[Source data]
============
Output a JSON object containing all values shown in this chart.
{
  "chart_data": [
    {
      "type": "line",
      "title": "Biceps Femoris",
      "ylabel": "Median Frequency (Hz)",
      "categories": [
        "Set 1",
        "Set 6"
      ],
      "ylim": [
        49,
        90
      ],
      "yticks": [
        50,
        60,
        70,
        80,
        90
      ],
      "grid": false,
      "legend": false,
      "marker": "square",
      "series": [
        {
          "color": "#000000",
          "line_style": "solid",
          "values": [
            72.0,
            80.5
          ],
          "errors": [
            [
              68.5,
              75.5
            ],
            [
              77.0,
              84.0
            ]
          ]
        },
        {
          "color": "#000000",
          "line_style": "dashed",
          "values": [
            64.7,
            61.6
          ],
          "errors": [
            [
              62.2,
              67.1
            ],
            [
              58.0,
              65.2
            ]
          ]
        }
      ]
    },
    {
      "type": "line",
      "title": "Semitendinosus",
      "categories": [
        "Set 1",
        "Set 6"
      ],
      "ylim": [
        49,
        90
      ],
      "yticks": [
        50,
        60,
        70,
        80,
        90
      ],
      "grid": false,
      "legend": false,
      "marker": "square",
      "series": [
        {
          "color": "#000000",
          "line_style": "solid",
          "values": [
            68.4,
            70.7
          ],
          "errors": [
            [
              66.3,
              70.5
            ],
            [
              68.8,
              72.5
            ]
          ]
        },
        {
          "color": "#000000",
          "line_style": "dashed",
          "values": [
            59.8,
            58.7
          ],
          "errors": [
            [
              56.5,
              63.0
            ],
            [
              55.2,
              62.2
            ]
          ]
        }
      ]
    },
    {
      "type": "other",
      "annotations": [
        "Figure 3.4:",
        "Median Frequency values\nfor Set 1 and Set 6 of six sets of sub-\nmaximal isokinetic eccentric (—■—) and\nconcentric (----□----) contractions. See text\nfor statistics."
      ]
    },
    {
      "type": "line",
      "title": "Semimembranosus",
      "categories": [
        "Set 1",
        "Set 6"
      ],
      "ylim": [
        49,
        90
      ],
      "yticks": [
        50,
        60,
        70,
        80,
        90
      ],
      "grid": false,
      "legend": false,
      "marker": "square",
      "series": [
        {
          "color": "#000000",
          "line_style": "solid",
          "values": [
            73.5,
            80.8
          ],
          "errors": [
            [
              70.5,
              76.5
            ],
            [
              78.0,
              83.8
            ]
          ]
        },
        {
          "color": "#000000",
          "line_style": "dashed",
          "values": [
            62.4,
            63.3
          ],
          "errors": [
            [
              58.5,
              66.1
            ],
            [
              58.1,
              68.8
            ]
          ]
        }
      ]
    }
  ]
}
============
## [Stated exercise]
Output all records verbatim.

## [Solution]
Output a JSON object containing all values shown in this chart.
{
  "chart_data": [
    {
      "type": "line",
      "title": "Biceps Femoris",
      "ylabel": "Median Frequency (Hz)",
      "categories": [
        "Set 1",
        "Set 6"
      ],
      "ylim": [
        49,
        90
      ],
      "yticks": [
        50,
        60,
        70,
        80,
        90
      ],
      "grid": false,
      "legend": false,
      "marker": "square",
      "series": [
        {
          "color": "#000000",
          "line_style": "solid",
          "values": [
            72.0,
            80.5
          ],
          "errors": [
            [
              68.5,
              75.5
            ],
            [
              77.0,
              84.0
            ]
          ]
        },
        {
          "color": "#000000",
          "line_style": "dashed",
          "values": [
            64.7,
            61.6
          ],
          "errors": [
            [
              62.2,
              67.1
            ],
            [
              58.0,
              65.2
            ]
          ]
        }
      ]
    },
    {
      "type": "line",
      "title": "Semitendinosus",
      "categories": [
        "Set 1",
        "Set 6"
      ],
      "ylim": [
        49,
        90
      ],
      "yticks": [
        50,
        60,
        70,
        80,
        90
      ],
      "grid": false,
      "legend": false,
      "marker": "square",
      "series": [
        {
          "color": "#000000",
          "line_style": "solid",
          "values": [
            68.4,
            70.7
          ],
          "errors": [
            [
              66.3,
              70.5
            ],
            [
              68.8,
              72.5
            ]
          ]
        },
        {
          "color": "#000000",
          "line_style": "dashed",
          "values": [
            59.8,
            58.7
          ],
          "errors": [
            [
              56.5,
              63.0
            ],
            [
              55.2,
              62.2
            ]
          ]
        }
      ]
    },
    {
      "type": "other",
      "annotations": [
        "Figure 3.4:",
        "Median Frequency values\nfor Set 1 and Set 6 of six sets of sub-\nmaximal isokinetic eccentric (—■—) and\nconcentric (----□----) contractions. See text\nfor statistics."
      ]
    },
    {
      "type": "line",
      "title": "Semimembranosus",
      "categories": [
        "Set 1",
        "Set 6"
      ],
      "ylim": [
        49,
        90
      ],
      "yticks": [
        50,
        60,
        70,
        80,
        90
      ],
      "grid": false,
      "legend": false,
      "marker": "square",
      "series": [
        {
          "color": "#000000",
          "line_style": "solid",
          "values": [
            73.5,
            80.8
          ],
          "errors": [
            [
              70.5,
              76.5
            ],
            [
              78.0,
              83.8
            ]
          ]
        },
        {
          "color": "#000000",
          "line_style": "dashed",
          "values": [
            62.4,
            63.3
          ],
          "errors": [
            [
              58.5,
              66.1
            ],
            [
              58.1,
              68.8
            ]
          ]
        }
      ]
    }
  ]
}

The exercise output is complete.